*Items from a data source*
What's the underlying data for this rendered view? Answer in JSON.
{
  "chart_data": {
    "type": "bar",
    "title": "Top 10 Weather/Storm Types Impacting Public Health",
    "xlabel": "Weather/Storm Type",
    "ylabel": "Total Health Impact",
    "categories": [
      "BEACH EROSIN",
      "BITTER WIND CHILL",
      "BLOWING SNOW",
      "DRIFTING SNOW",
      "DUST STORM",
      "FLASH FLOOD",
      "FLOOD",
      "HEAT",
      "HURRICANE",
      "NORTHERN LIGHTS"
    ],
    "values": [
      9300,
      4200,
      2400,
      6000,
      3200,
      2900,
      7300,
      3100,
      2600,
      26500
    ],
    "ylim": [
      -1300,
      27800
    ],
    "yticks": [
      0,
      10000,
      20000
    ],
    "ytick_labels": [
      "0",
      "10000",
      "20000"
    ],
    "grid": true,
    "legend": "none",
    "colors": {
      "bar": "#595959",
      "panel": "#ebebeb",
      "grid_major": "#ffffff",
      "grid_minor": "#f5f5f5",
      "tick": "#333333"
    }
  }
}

*Task prompt*
Scan the material above. Extract every line in which the word "Weather" occurs.

*Complete answer*
    "title": "Top 10 Weather/Storm Types Impacting Public Health",
    "xlabel": "Weather/Storm Type",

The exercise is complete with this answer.